INSTRUCTIONS FOR THE TASK: Reproduce all the data below, swapping each occurrence of "staticText" for "label" and keeping everything else the same.
◆ ◆ ◆
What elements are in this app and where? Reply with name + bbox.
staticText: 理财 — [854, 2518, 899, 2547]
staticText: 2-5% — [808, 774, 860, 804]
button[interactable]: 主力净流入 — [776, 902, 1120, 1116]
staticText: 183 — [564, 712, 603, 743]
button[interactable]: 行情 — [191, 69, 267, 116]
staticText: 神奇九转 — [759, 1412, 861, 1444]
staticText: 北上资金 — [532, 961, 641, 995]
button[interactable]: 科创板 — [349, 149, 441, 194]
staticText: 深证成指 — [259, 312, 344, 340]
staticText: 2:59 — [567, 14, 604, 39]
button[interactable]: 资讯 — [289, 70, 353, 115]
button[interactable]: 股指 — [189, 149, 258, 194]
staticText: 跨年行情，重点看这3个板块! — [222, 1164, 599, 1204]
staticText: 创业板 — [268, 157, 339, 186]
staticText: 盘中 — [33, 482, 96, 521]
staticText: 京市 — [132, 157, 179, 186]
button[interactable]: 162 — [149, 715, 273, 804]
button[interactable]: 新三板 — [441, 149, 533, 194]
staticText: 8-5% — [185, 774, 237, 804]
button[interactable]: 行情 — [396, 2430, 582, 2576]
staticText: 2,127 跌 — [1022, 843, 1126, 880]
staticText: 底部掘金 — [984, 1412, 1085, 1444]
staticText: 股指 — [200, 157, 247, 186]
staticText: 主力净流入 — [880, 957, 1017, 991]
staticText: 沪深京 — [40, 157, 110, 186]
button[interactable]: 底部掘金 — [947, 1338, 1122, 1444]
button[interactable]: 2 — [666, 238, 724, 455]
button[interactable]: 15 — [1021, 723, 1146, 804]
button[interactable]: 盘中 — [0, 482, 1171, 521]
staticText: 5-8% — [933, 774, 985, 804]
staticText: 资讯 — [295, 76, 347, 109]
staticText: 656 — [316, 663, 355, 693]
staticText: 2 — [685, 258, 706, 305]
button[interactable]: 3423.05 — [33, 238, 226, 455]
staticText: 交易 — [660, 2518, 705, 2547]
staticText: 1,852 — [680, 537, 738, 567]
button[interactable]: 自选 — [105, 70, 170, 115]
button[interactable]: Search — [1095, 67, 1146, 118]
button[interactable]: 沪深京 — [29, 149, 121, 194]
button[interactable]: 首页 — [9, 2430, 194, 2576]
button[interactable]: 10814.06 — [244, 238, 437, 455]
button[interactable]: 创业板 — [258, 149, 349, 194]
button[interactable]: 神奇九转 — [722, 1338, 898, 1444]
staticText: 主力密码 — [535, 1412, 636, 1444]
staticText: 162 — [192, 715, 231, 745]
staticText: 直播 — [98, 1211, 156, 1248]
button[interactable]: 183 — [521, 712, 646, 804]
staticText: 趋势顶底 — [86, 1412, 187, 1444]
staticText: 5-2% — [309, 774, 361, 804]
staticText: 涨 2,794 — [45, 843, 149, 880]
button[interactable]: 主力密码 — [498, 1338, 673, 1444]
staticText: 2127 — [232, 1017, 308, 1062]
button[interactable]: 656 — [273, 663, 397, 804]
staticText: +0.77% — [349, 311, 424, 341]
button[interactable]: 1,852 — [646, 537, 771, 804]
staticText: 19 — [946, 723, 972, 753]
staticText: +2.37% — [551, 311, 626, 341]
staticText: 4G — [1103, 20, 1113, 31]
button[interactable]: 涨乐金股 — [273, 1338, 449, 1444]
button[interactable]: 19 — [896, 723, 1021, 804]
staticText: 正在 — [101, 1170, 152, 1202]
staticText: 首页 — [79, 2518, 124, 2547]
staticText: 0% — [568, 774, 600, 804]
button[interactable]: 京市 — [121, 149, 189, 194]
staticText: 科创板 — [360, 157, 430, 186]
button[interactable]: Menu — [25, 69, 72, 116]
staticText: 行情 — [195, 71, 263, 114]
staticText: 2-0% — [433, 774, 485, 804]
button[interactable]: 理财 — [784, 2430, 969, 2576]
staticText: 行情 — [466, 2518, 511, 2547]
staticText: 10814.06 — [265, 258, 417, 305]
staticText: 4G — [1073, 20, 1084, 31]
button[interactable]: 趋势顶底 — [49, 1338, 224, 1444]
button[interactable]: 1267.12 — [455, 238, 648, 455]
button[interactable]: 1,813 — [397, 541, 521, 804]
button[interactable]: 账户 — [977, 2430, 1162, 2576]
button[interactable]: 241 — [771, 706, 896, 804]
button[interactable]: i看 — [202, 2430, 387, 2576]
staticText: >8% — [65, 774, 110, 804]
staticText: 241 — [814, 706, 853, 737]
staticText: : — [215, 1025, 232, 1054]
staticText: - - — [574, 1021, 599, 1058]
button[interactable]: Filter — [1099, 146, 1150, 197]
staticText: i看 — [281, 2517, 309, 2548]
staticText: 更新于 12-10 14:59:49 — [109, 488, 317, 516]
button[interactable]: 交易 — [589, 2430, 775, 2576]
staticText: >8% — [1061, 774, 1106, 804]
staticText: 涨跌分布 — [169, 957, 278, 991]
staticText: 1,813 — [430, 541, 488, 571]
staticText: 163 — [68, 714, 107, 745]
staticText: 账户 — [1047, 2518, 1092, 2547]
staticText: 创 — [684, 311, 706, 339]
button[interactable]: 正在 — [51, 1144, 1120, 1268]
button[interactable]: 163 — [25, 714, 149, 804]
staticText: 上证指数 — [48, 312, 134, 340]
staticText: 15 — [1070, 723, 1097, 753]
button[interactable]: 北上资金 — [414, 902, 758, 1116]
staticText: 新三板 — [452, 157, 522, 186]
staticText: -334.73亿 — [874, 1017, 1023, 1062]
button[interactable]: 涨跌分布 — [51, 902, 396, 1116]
◆ ◆ ◆
EXERCISE SOLUTION:
What elements are in this app and where? Reply with name + bbox.
label: 理财 — [854, 2518, 899, 2547]
label: 2-5% — [808, 774, 860, 804]
button[interactable]: 主力净流入 — [776, 902, 1120, 1116]
label: 183 — [564, 712, 603, 743]
button[interactable]: 行情 — [191, 69, 267, 116]
label: 神奇九转 — [759, 1412, 861, 1444]
label: 北上资金 — [532, 961, 641, 995]
button[interactable]: 科创板 — [349, 149, 441, 194]
label: 深证成指 — [259, 312, 344, 340]
label: 2:59 — [567, 14, 604, 39]
button[interactable]: 资讯 — [289, 70, 353, 115]
button[interactable]: 股指 — [189, 149, 258, 194]
label: 跨年行情，重点看这3个板块! — [222, 1164, 599, 1204]
label: 创业板 — [268, 157, 339, 186]
label: 盘中 — [33, 482, 96, 521]
label: 京市 — [132, 157, 179, 186]
button[interactable]: 162 — [149, 715, 273, 804]
button[interactable]: 新三板 — [441, 149, 533, 194]
label: 8-5% — [185, 774, 237, 804]
button[interactable]: 行情 — [396, 2430, 582, 2576]
label: 2,127 跌 — [1022, 843, 1126, 880]
label: 底部掘金 — [984, 1412, 1085, 1444]
label: 股指 — [200, 157, 247, 186]
label: 主力净流入 — [880, 957, 1017, 991]
label: 沪深京 — [40, 157, 110, 186]
button[interactable]: 底部掘金 — [947, 1338, 1122, 1444]
button[interactable]: 2 — [666, 238, 724, 455]
button[interactable]: 15 — [1021, 723, 1146, 804]
button[interactable]: 盘中 — [0, 482, 1171, 521]
label: 5-8% — [933, 774, 985, 804]
label: 资讯 — [295, 76, 347, 109]
label: 656 — [316, 663, 355, 693]
label: 2 — [685, 258, 706, 305]
button[interactable]: 3423.05 — [33, 238, 226, 455]
label: 交易 — [660, 2518, 705, 2547]
label: 1,852 — [680, 537, 738, 567]
button[interactable]: 自选 — [105, 70, 170, 115]
button[interactable]: Search — [1095, 67, 1146, 118]
button[interactable]: 沪深京 — [29, 149, 121, 194]
button[interactable]: 首页 — [9, 2430, 194, 2576]
button[interactable]: 10814.06 — [244, 238, 437, 455]
button[interactable]: 创业板 — [258, 149, 349, 194]
button[interactable]: 神奇九转 — [722, 1338, 898, 1444]
label: 主力密码 — [535, 1412, 636, 1444]
label: 162 — [192, 715, 231, 745]
label: 直播 — [98, 1211, 156, 1248]
button[interactable]: 183 — [521, 712, 646, 804]
label: 趋势顶底 — [86, 1412, 187, 1444]
label: 5-2% — [309, 774, 361, 804]
label: 涨 2,794 — [45, 843, 149, 880]
button[interactable]: 主力密码 — [498, 1338, 673, 1444]
label: 2127 — [232, 1017, 308, 1062]
button[interactable]: 656 — [273, 663, 397, 804]
label: +0.77% — [349, 311, 424, 341]
button[interactable]: 1,852 — [646, 537, 771, 804]
label: 19 — [946, 723, 972, 753]
label: +2.37% — [551, 311, 626, 341]
label: 4G — [1103, 20, 1113, 31]
button[interactable]: 涨乐金股 — [273, 1338, 449, 1444]
button[interactable]: 19 — [896, 723, 1021, 804]
label: 正在 — [101, 1170, 152, 1202]
label: 首页 — [79, 2518, 124, 2547]
label: 0% — [568, 774, 600, 804]
button[interactable]: 京市 — [121, 149, 189, 194]
label: 科创板 — [360, 157, 430, 186]
button[interactable]: Menu — [25, 69, 72, 116]
label: 行情 — [195, 71, 263, 114]
label: 2-0% — [433, 774, 485, 804]
button[interactable]: 理财 — [784, 2430, 969, 2576]
label: 行情 — [466, 2518, 511, 2547]
label: 10814.06 — [265, 258, 417, 305]
label: 4G — [1073, 20, 1084, 31]
button[interactable]: 趋势顶底 — [49, 1338, 224, 1444]
button[interactable]: 1267.12 — [455, 238, 648, 455]
button[interactable]: 1,813 — [397, 541, 521, 804]
button[interactable]: 账户 — [977, 2430, 1162, 2576]
button[interactable]: 241 — [771, 706, 896, 804]
button[interactable]: i看 — [202, 2430, 387, 2576]
label: >8% — [65, 774, 110, 804]
label: 241 — [814, 706, 853, 737]
label: : — [215, 1025, 232, 1054]
label: - - — [574, 1021, 599, 1058]
button[interactable]: Filter — [1099, 146, 1150, 197]
label: i看 — [281, 2517, 309, 2548]
label: 更新于 12-10 14:59:49 — [109, 488, 317, 516]
button[interactable]: 交易 — [589, 2430, 775, 2576]
label: >8% — [1061, 774, 1106, 804]
label: 涨跌分布 — [169, 957, 278, 991]
label: 1,813 — [430, 541, 488, 571]
label: 163 — [68, 714, 107, 745]
label: 账户 — [1047, 2518, 1092, 2547]
label: 创 — [684, 311, 706, 339]
button[interactable]: 正在 — [51, 1144, 1120, 1268]
button[interactable]: 163 — [25, 714, 149, 804]
label: 上证指数 — [48, 312, 134, 340]
label: 15 — [1070, 723, 1097, 753]
button[interactable]: 北上资金 — [414, 902, 758, 1116]
label: 新三板 — [452, 157, 522, 186]
label: -334.73亿 — [874, 1017, 1023, 1062]
button[interactable]: 涨跌分布 — [51, 902, 396, 1116]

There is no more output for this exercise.